====== SUPPLIED PASSAGE ======

1.0.25.29: thread state visibility and synchronization
authorGabor Melis <mega@hotpop.com>
Mon, 16 Feb 2009 21:44:11 +0000 (21:44 +0000)
committerGabor Melis <mega@hotpop.com>
Mon, 16 Feb 2009 21:44:11 +0000 (21:44 +0000)
C does not guarantee that changes made to a volatile variable in one
thread are visibile to other threads. Use locking primitives (that
have memory barrier semantics) for that purpose.

Thus, all_threads need not be volatile: it's always accessed while
holding all_threads_lock. Thread state does not need volatile either,
as signal a handlers don't change it (save for sig_stop_for_gc_handler
but that sets it restores its value). But visibility issues can arise
and potentially deadlock in stop_the_world, so the thread state is
given a lock. And to reduce busy looping while waiting for the state
to change to STATE_SUSPENDED a condition variable is added as well.

====== SUPPLIED DATA ======

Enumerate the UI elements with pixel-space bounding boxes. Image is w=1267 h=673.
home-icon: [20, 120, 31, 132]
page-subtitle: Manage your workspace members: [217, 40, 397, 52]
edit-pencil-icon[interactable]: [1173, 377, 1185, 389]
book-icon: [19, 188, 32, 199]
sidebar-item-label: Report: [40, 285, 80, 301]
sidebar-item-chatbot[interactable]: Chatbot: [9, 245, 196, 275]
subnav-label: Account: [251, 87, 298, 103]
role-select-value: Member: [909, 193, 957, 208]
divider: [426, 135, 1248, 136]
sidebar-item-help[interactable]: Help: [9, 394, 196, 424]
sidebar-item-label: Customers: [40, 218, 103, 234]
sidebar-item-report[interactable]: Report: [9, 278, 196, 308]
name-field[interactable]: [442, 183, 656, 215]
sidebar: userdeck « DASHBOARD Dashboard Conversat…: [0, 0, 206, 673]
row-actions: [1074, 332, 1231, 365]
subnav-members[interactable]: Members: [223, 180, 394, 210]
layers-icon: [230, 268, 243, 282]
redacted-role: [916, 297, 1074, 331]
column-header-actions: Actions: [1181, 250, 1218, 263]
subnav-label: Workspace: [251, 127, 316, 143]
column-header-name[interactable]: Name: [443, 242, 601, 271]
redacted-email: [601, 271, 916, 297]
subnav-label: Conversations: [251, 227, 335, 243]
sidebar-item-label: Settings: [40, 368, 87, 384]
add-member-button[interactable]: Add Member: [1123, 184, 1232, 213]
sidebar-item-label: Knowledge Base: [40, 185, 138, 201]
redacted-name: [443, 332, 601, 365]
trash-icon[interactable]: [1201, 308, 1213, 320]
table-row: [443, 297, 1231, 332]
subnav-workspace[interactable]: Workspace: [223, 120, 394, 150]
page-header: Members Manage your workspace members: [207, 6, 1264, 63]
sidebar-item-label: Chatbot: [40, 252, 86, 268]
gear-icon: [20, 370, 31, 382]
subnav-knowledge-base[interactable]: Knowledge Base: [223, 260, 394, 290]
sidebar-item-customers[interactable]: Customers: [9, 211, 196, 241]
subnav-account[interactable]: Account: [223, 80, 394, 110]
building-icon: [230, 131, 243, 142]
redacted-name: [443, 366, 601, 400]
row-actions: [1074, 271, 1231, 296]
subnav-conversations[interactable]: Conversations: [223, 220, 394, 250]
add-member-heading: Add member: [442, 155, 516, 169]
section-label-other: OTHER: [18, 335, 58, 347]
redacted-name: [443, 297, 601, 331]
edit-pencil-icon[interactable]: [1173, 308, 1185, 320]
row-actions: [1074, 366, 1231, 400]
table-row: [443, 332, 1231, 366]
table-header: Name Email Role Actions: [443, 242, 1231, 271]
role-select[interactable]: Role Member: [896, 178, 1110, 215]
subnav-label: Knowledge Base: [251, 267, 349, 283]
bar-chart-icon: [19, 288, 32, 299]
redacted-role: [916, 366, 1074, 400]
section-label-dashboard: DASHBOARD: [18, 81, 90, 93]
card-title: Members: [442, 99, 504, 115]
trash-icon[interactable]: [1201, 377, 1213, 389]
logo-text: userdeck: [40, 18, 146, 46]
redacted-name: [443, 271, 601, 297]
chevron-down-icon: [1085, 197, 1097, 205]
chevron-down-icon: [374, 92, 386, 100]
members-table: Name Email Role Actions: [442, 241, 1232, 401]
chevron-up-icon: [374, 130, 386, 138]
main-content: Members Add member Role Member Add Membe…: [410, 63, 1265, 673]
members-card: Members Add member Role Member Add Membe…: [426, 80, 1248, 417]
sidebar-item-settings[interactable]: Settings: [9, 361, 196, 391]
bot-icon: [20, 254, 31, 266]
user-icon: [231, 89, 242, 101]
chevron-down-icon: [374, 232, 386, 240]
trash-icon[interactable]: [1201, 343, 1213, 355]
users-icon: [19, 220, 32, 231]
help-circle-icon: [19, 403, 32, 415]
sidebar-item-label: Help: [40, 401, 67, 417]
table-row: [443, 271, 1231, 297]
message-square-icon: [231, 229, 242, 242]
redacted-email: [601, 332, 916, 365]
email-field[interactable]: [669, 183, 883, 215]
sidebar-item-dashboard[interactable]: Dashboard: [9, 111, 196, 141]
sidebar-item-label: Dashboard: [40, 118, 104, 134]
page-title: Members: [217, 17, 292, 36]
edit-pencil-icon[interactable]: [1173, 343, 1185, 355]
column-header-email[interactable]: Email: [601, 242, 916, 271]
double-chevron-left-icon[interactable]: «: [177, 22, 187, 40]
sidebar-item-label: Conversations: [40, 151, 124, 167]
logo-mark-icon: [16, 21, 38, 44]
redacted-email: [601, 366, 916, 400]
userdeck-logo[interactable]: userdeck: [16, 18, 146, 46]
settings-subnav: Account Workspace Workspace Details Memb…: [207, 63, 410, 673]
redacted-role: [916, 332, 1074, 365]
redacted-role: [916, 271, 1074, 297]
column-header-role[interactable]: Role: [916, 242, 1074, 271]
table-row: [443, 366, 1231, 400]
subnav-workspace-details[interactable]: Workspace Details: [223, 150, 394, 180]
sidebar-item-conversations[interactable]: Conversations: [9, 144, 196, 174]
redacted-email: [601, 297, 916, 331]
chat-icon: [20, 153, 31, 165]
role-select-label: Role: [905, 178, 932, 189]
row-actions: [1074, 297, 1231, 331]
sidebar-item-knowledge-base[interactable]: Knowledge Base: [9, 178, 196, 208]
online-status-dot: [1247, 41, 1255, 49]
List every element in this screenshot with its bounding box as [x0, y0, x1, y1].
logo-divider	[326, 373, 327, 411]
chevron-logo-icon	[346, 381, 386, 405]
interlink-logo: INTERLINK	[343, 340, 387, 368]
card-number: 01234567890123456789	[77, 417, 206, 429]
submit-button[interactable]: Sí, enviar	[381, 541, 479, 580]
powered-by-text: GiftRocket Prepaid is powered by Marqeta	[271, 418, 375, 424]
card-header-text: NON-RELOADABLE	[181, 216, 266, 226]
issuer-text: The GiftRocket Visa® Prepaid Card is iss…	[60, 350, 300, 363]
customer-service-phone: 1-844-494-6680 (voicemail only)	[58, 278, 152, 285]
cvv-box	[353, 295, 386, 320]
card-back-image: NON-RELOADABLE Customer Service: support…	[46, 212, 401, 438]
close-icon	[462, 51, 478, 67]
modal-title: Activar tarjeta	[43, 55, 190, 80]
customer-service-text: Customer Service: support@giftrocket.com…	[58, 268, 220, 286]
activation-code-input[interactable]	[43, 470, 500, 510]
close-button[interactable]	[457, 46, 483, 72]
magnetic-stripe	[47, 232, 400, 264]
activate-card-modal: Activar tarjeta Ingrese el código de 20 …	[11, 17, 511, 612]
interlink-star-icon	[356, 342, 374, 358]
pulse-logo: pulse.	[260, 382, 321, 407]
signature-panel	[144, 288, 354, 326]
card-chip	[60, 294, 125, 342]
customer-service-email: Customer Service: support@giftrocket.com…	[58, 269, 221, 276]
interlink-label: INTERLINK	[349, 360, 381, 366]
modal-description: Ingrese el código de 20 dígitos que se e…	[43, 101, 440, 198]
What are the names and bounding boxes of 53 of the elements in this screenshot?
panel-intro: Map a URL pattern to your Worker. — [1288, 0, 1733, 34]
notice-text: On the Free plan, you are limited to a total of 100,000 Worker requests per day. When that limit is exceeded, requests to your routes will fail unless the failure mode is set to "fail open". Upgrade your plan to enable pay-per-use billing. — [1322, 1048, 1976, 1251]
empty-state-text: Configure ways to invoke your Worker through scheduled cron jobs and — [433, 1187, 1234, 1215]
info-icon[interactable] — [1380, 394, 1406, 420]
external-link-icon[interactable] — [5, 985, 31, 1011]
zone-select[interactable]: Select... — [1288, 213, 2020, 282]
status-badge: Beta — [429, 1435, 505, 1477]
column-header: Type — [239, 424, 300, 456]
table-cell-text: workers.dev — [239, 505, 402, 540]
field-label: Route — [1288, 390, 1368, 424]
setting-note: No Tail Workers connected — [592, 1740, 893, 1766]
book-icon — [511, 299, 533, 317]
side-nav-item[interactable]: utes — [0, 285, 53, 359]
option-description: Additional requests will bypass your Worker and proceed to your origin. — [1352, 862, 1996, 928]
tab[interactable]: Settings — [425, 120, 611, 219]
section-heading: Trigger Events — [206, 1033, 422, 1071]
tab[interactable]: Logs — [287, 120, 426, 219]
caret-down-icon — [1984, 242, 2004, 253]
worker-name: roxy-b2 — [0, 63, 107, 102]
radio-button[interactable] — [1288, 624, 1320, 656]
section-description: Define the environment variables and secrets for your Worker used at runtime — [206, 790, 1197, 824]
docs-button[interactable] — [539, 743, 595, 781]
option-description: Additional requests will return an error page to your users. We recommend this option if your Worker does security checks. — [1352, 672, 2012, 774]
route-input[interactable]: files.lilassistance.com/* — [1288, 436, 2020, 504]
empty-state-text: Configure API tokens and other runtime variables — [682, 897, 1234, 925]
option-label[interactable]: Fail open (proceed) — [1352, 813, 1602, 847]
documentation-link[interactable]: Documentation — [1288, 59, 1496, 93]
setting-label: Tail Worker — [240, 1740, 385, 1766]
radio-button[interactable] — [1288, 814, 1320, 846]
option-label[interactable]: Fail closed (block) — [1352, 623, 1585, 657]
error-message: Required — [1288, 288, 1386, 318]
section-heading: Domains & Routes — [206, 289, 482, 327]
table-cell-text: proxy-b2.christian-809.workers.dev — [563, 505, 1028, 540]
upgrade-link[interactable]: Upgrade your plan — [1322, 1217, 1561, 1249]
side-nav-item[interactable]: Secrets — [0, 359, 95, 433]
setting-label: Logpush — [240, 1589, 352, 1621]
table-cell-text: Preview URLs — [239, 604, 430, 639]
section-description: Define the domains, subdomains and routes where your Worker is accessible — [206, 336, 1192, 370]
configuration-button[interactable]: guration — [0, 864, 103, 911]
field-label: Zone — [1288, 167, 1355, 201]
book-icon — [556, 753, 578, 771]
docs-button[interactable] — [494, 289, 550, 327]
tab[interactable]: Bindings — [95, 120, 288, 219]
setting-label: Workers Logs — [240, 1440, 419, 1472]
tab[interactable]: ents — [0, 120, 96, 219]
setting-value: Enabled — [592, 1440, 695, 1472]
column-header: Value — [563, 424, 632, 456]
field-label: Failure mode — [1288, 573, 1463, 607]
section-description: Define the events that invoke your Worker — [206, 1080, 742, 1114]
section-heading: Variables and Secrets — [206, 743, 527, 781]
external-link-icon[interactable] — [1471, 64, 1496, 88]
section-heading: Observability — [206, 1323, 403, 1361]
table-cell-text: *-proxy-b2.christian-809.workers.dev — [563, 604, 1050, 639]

======

LIST OF TASKS -
(1) Transcribe the thread-state commit message between "committerGabor Melis <mega@hotpop.com>" and "s) for that purpose.", inclusive.
(2) Go on with the thread-state commit message from the point where it ends.
The records have no connection to the thread-state commit message.

EXERCISE RESULTS -
(1)
committerGabor Melis <mega@hotpop.com>
Mon, 16 Feb 2009 21:44:11 +0000 (21:44 +0000)
C does not guarantee that changes made to a volatile variable in one
thread are visibile to other threads. Use locking primitives (that
have memory barrier semantics) for that purpose.

(2)
Also convert sig_stop_for_gc_handler to use
wait_for_thread_state_change which frees up SIG_RESUME_FROM_GC. I
think this also guarantees that the changes made by the gc are visible
in other threads on non x86 platforms (on x86 it's already the case).

With these changes threads.impure.lisp runs 10% a faster in real time.

15 files changed:
NEWS
src/compiler/generic/objdef.lisp
src/runtime/bsd-os.c
src/runtime/bsd-os.h
src/runtime/darwin-os.h
src/runtime/interrupt.c
src/runtime/interrupt.h
src/runtime/linux-os.c
src/runtime/linux-os.h
src/runtime/sunos-os.c
src/runtime/sunos-os.h
src/runtime/thread.c
src/runtime/thread.h
src/runtime/win32-os.h
version.lisp-expr

diff --git a/NEWS b/NEWS
index a35e241..e175a0f 100644 (file)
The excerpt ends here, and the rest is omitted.